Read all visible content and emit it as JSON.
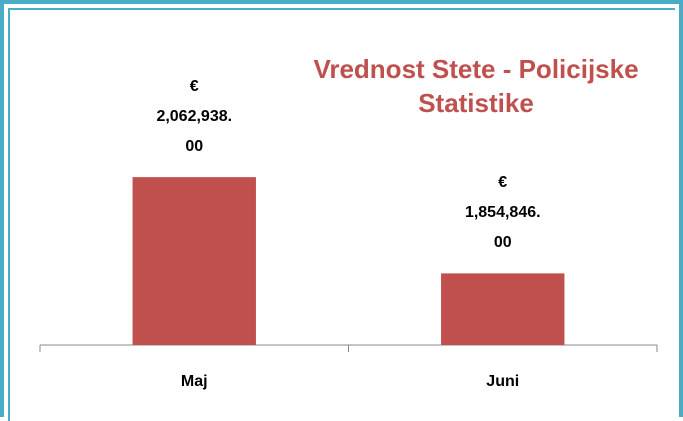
{
  "chart_data": {
    "type": "bar",
    "title": "Vrednost Stete - Policijske Statistike",
    "categories": [
      "Maj",
      "Juni"
    ],
    "values": [
      2062938.0,
      1854846.0
    ],
    "value_labels": [
      "€ 2,062,938.00",
      "€ 1,854,846.00"
    ],
    "color": "#c0504d",
    "ylim": [
      1700000,
      2100000
    ]
  }
}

........

[Instructions to follow] Copy every record character for character. Skip the pictures.

[Final result]
Read all visible content and emit it as JSON.
{
  "chart_data": {
    "type": "bar",
    "title": "Vrednost Stete - Policijske Statistike",
    "categories": [
      "Maj",
      "Juni"
    ],
    "values": [
      2062938.0,
      1854846.0
    ],
    "value_labels": [
      "€ 2,062,938.00",
      "€ 1,854,846.00"
    ],
    "color": "#c0504d",
    "ylim": [
      1700000,
      2100000
    ]
  }
}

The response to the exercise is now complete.